__Passage__.
Martin Luther King Jr. was born January 15, 1929, in Atlanta, Georgia, to Michael King Sr., pastor of the Ebenezer Baptist Church, and Alberta Williams, a Spelman College graduate and former schoolteacher. King lived with his parents, a sister, and a brother in the Victorian home of his maternal grandparents.

After attending the World Baptist Alliance in Berlin in 1934, King Sr. changed his and his son's name from Michael King to Martin Luther King, after the Protestant reformist. King Sr. was inspired by Martin Luther's courage of confronting institutionalized evil.

King studied sociology and considered law school while reading voraciously. He was fascinated by Henry David Thoreau's essay "On Civil Disobedience" and its idea of noncooperation with an unjust system. King decided that social activism was his calling and religion the best means to that end. He was ordained as a minister in February 1948, the year he graduated with a sociology degree at age 19.

In September 1948, King entered the predominately White Crozer Theological Seminary in Upland, Pennsylvania. He read works by great theologians but despaired that no philosophy was complete within itself. Then, hearing a lecture about Mahatma Gandhi, he became captivated by his concept of nonviolent resistance. King concluded that the Christian doctrine of love, operating through nonviolence, could be a powerful weapon for his people.

In 1951, King graduated at the top of his class with a Bachelor of Divinity degree. In September of that year, he enrolled in doctoral studies at Boston University's School of Theology.

While in Boston, King met Coretta Scott, a singer studying voice at the New England Conservatory of Music. The couple married on June 18, 1953.

When King arrived in Montgomery to join the Dexter Avenue church, Rosa Parks, secretary of the local NAACP chapter, had been arrested for refusing to relinquish her bus seat to a White man. Parks' December 1, 1955, arrest presented the perfect opportunity to make a case for desegregating the transit system.

__Data block__.

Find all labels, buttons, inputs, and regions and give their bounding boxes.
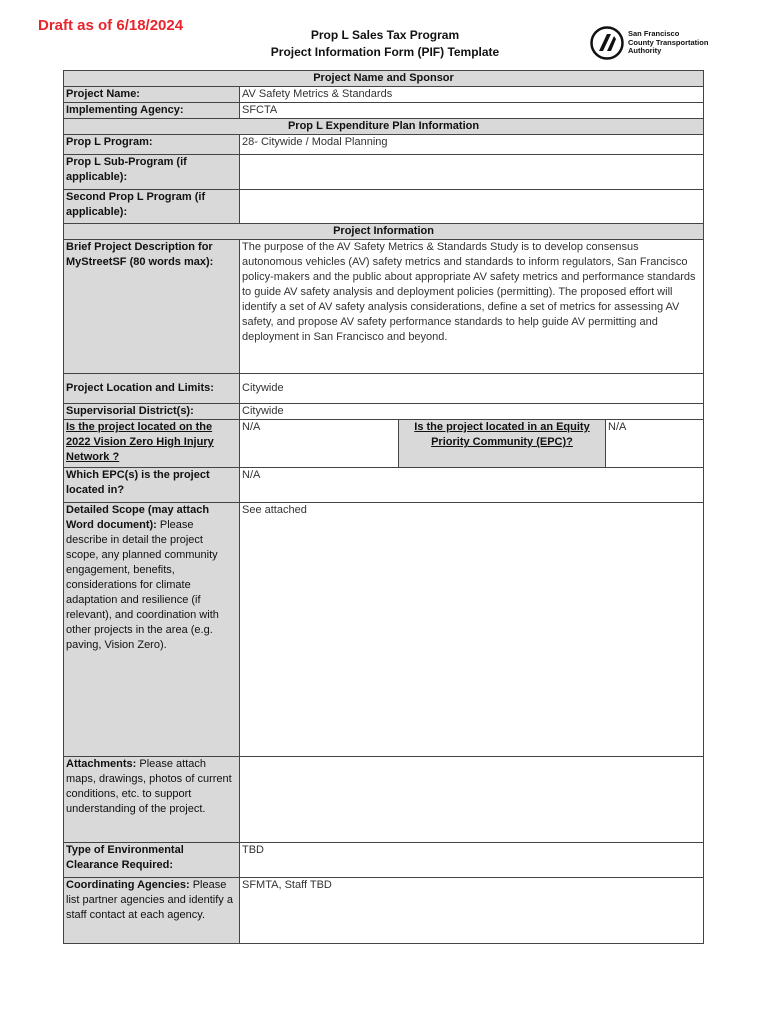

__What you are asked to do__. Continue the biography of Martin Luther King Jr. from the end of its last paragraph.

__The result__.
E.D. Nixon, former head of the local NAACP chapter, and the Rev. Ralph Abernathy, a close friend of King, contacted King and other clergymen to plan a citywide bus boycott. The group drafted demands and stipulated that no Black person would ride the buses on December 5.

That day, nearly 20,000 Black citizens refused bus rides. Because Black people comprised 90% of the passengers, most buses were empty. When the boycott ended 381 days later, Montgomery's transit system was nearly bankrupt.

On February 1959 he laid six principles, explaining that nonviolence:

  • Is not a method for cowards; it does resist

  • Does not seek to defeat or humiliate the opponent, but to win his friendship and understanding

  • Is directed against forces of evil rather than against persons who happen to be doing the evil

  • Is a willingness to accept suffering without retaliation, to accept blows from the opponent without striking back

  • Avoids not only external physical violence but also internal violence of spirit

  • Is based on the conviction that the universe is on the side of justice

In April 1963, King and the SCLC joined Rev. Fred Shuttlesworth of the Alabama Christian Movement for Human Rights in a nonviolent campaign to end segregation and force Birmingham, Alabama, businesses to hire Black people. Fire hoses and vicious dogs were unleashed on the protesters by “Bull” Connor's police officers. King was thrown into jail. King spent eight days in the Birmingham jail as a result of this arrest but used the time to write "Letter From a Birmingham Jail," affirming his peaceful philosophy.

On October 14th, 1964, King won the Nobel Peace Prize for combating racial inequality through nonviolent resistance. In 1965, he helped organize the Selma to Montgomery marches. In his final years, he expanded his focus to include opposition towards poverty, capitalism, and the Vietnam War.

For his activism, he was the target of multiple assassination attempts, arrested 23 times, and surveilled and harassed by the police. In particular, FBI Director J. Edgar Hoover harassed Dr. King by making him a target of COINTELPRO, a secret program where FBI agents spied on, infiltrated, and attempted to discredit "subversive" political movements.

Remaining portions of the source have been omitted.